» **Exercise**
Exclude the pictures and retype the entries as written.

= = = = =

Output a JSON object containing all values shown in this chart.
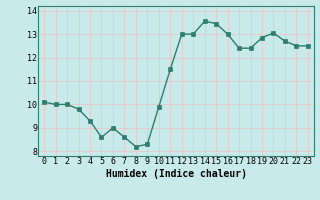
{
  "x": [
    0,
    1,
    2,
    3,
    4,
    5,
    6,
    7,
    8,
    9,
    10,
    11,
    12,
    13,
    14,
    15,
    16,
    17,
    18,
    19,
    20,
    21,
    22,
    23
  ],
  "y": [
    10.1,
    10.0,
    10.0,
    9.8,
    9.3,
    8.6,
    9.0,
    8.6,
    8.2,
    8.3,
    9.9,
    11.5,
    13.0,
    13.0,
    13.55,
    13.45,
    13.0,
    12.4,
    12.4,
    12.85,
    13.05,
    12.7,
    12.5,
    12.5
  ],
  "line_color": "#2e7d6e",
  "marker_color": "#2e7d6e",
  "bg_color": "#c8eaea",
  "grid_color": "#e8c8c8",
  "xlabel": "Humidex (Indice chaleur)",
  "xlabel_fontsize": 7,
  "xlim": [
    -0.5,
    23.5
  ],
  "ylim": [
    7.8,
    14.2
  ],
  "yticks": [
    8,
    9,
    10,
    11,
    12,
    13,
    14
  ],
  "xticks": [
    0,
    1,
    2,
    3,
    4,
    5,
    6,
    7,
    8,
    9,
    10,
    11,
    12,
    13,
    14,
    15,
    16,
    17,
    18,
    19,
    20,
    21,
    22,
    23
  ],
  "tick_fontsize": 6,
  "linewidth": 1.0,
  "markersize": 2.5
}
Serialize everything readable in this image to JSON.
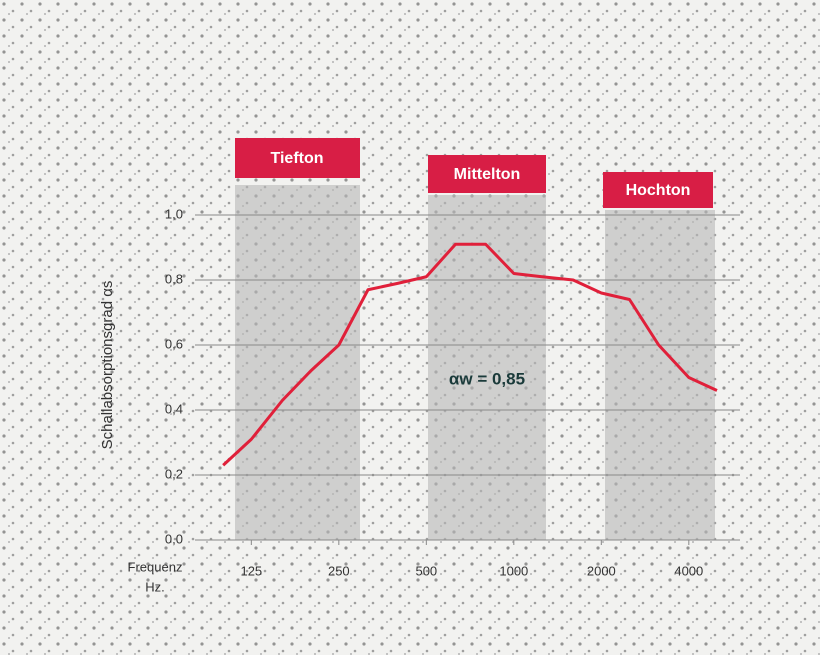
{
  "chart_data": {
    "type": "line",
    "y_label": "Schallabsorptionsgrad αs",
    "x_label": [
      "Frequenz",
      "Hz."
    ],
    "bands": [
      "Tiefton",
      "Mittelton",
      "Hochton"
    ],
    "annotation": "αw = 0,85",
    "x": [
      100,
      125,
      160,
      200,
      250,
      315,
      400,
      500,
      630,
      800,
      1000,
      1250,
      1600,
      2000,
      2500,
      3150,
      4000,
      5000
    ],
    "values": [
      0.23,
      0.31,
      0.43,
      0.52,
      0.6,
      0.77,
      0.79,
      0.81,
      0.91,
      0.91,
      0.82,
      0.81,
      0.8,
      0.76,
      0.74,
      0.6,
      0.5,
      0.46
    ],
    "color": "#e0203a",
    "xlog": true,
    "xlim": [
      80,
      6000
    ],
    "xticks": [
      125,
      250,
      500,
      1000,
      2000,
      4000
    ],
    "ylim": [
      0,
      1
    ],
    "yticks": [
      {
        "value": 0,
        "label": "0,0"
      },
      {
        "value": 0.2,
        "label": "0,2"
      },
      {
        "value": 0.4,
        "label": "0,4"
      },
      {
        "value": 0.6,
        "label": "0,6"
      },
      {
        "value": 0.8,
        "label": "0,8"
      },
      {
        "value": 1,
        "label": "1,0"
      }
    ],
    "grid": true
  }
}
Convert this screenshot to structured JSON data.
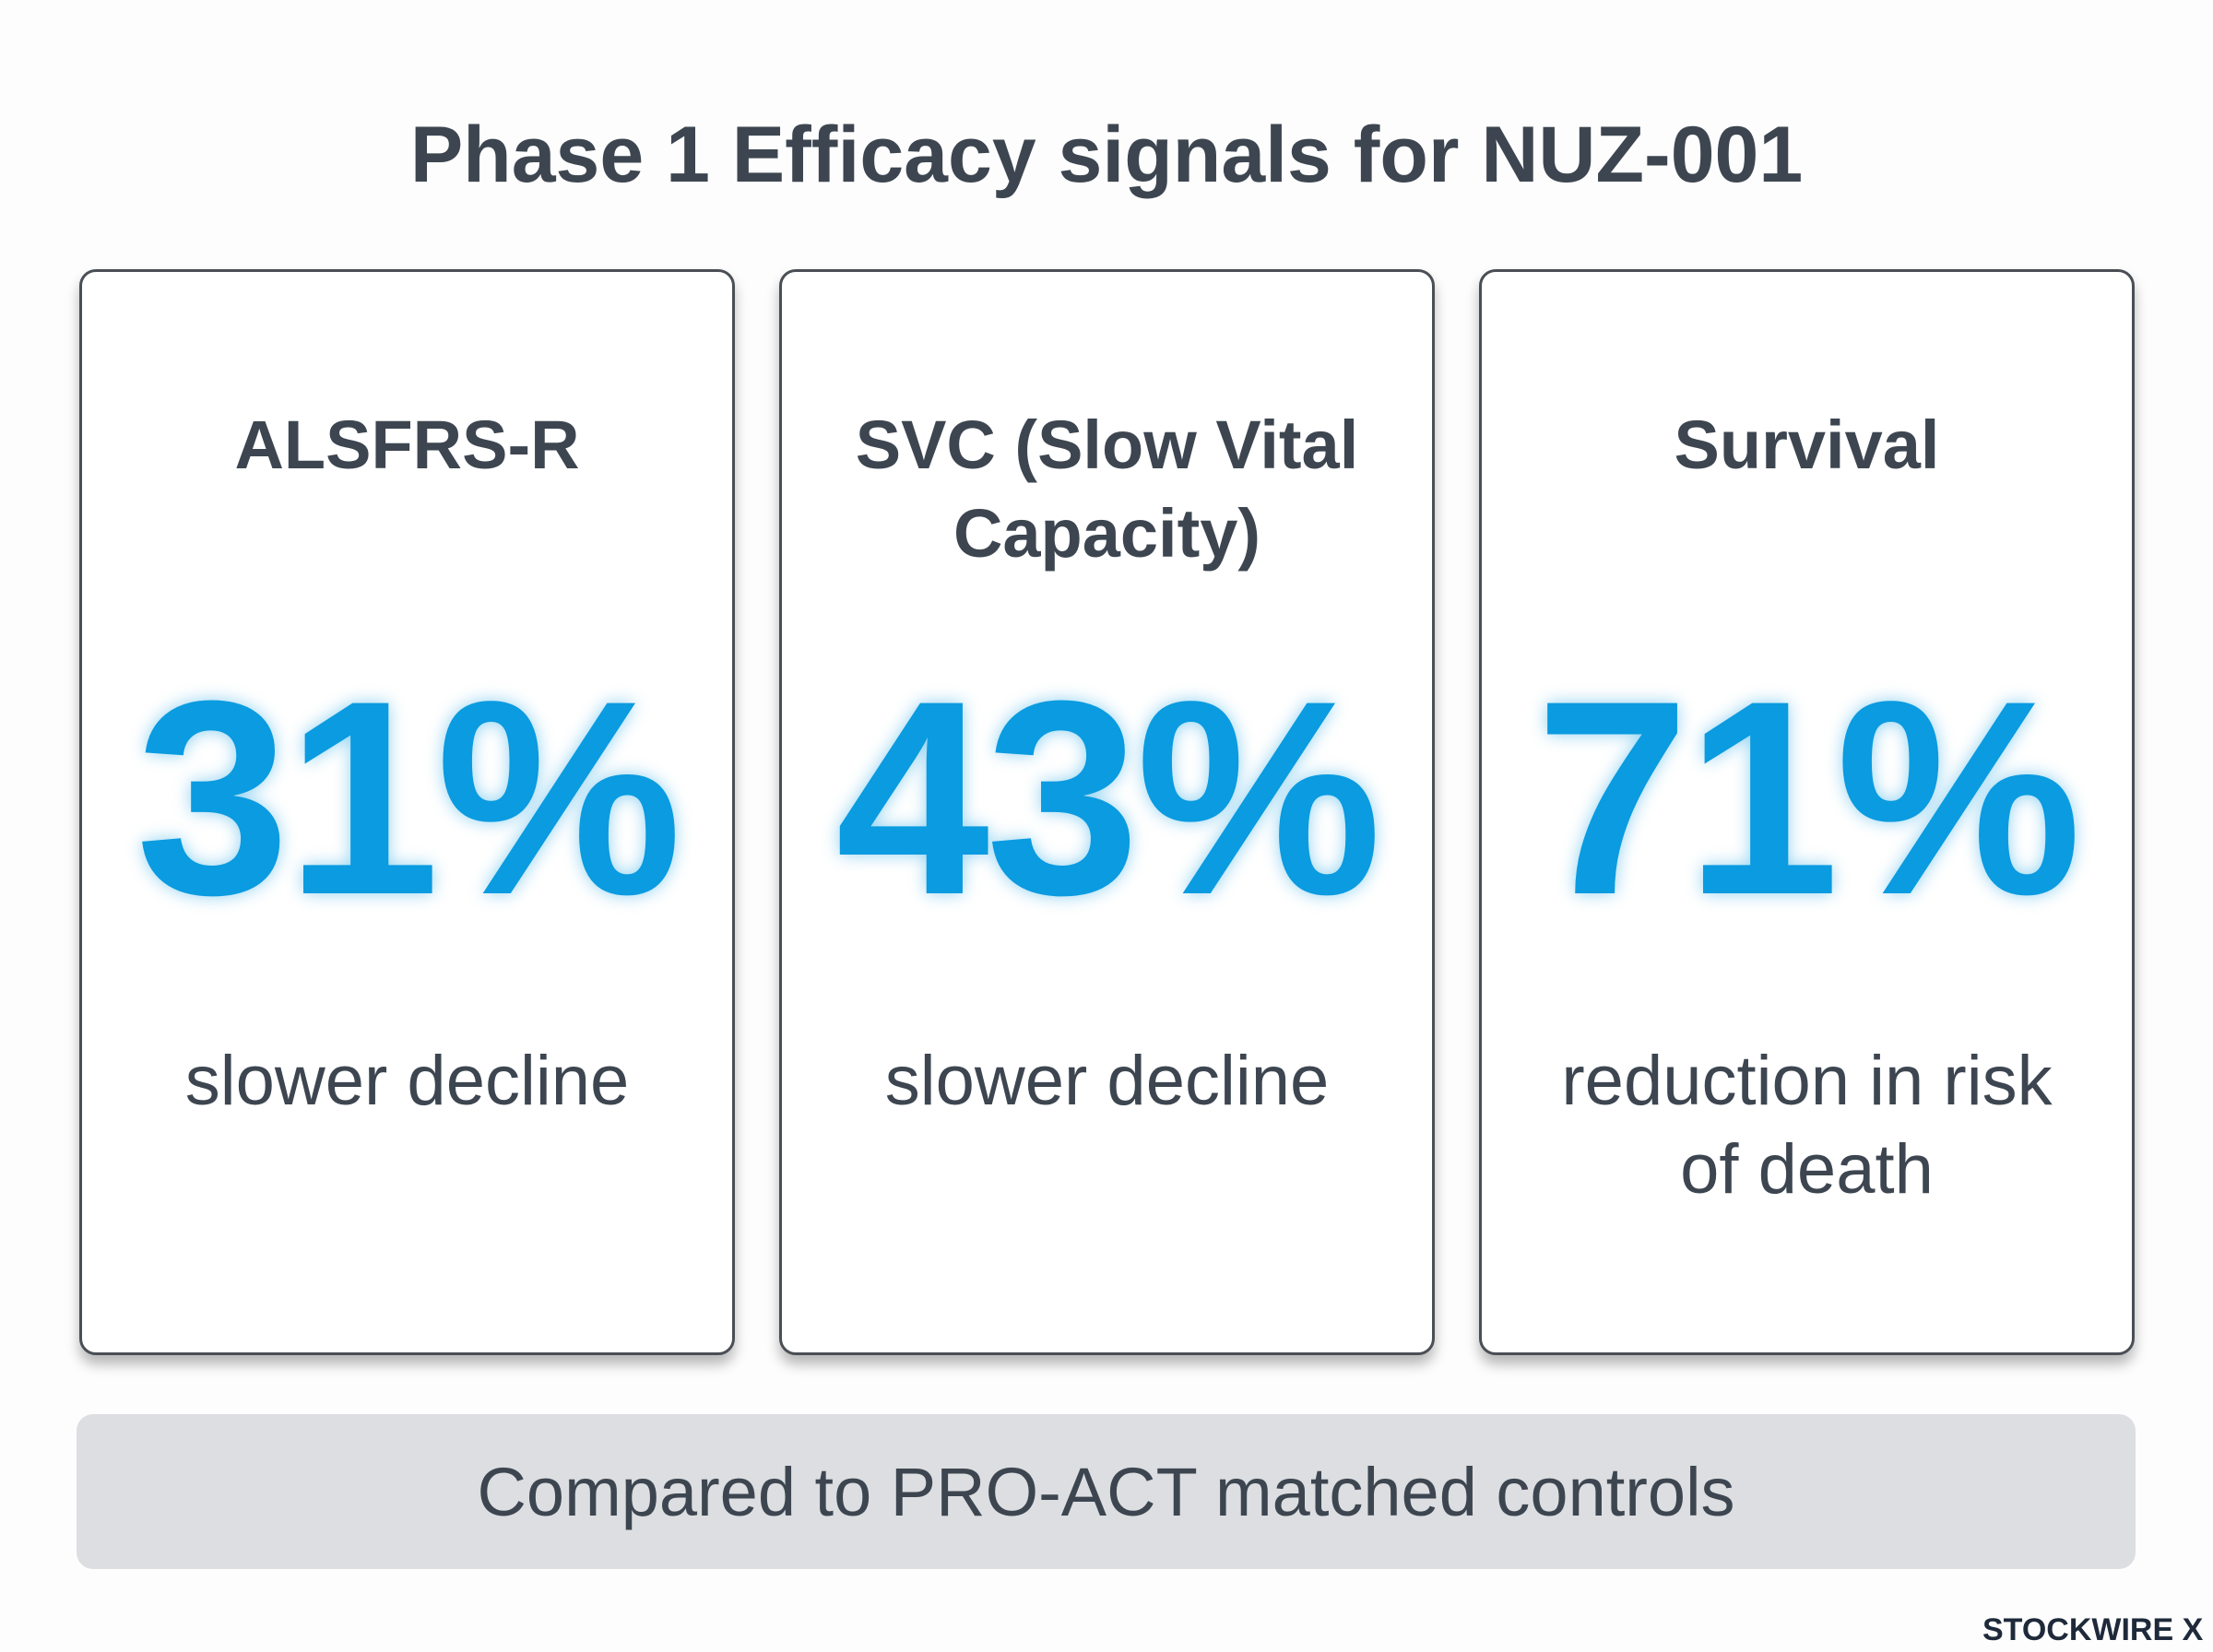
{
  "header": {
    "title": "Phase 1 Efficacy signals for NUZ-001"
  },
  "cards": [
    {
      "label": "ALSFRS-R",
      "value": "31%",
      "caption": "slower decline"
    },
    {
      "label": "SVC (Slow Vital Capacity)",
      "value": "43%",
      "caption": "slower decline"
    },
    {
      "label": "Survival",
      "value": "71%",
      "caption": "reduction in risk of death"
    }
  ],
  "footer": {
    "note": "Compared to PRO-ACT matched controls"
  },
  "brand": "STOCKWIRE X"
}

= = = = =

» **Completed task**
Output a JSON object containing all values shown in this chart.
{
  "x": [
    0,
    1,
    2,
    3,
    4,
    5,
    6,
    7,
    8,
    9,
    10,
    11,
    12,
    13,
    14,
    15,
    16,
    17,
    18,
    19,
    20,
    21,
    22,
    23
  ],
  "y": [
    10.1,
    10.0,
    10.0,
    9.8,
    9.3,
    8.6,
    9.0,
    8.6,
    8.2,
    8.3,
    9.9,
    11.5,
    13.0,
    13.0,
    13.55,
    13.45,
    13.0,
    12.4,
    12.4,
    12.85,
    13.05,
    12.7,
    12.5,
    12.5
  ],
  "line_color": "#2e7d6e",
  "marker_color": "#2e7d6e",
  "bg_color": "#c8eaea",
  "grid_color": "#e8c8c8",
  "xlabel": "Humidex (Indice chaleur)",
  "xlabel_fontsize": 7,
  "xlim": [
    -0.5,
    23.5
  ],
  "ylim": [
    7.8,
    14.2
  ],
  "yticks": [
    8,
    9,
    10,
    11,
    12,
    13,
    14
  ],
  "xticks": [
    0,
    1,
    2,
    3,
    4,
    5,
    6,
    7,
    8,
    9,
    10,
    11,
    12,
    13,
    14,
    15,
    16,
    17,
    18,
    19,
    20,
    21,
    22,
    23
  ],
  "tick_fontsize": 6,
  "linewidth": 1.0,
  "markersize": 2.5
}
Serialize everything readable in this image to JSON.
{
  "chart_data": {
    "type": "line",
    "y_label": "Schallabsorptionsgrad αs",
    "x_label": [
      "Frequenz",
      "Hz."
    ],
    "bands": [
      "Tiefton",
      "Mittelton",
      "Hochton"
    ],
    "annotation": "αw = 0,85",
    "x": [
      100,
      125,
      160,
      200,
      250,
      315,
      400,
      500,
      630,
      800,
      1000,
      1250,
      1600,
      2000,
      2500,
      3150,
      4000,
      5000
    ],
    "values": [
      0.23,
      0.31,
      0.43,
      0.52,
      0.6,
      0.77,
      0.79,
      0.81,
      0.91,
      0.91,
      0.82,
      0.81,
      0.8,
      0.76,
      0.74,
      0.6,
      0.5,
      0.46
    ],
    "color": "#e0203a",
    "xlog": true,
    "xlim": [
      80,
      6000
    ],
    "xticks": [
      125,
      250,
      500,
      1000,
      2000,
      4000
    ],
    "ylim": [
      0,
      1
    ],
    "yticks": [
      {
        "value": 0,
        "label": "0,0"
      },
      {
        "value": 0.2,
        "label": "0,2"
      },
      {
        "value": 0.4,
        "label": "0,4"
      },
      {
        "value": 0.6,
        "label": "0,6"
      },
      {
        "value": 0.8,
        "label": "0,8"
      },
      {
        "value": 1,
        "label": "1,0"
      }
    ],
    "grid": true
  }
}
Convert this screenshot to structured JSON data.
{
  "header": {
    "title": "Phase 1 Efficacy signals for NUZ-001"
  },
  "cards": [
    {
      "label": "ALSFRS-R",
      "value": "31%",
      "caption": "slower decline"
    },
    {
      "label": "SVC (Slow Vital Capacity)",
      "value": "43%",
      "caption": "slower decline"
    },
    {
      "label": "Survival",
      "value": "71%",
      "caption": "reduction in risk of death"
    }
  ],
  "footer": {
    "note": "Compared to PRO-ACT matched controls"
  },
  "brand": "STOCKWIRE X"
}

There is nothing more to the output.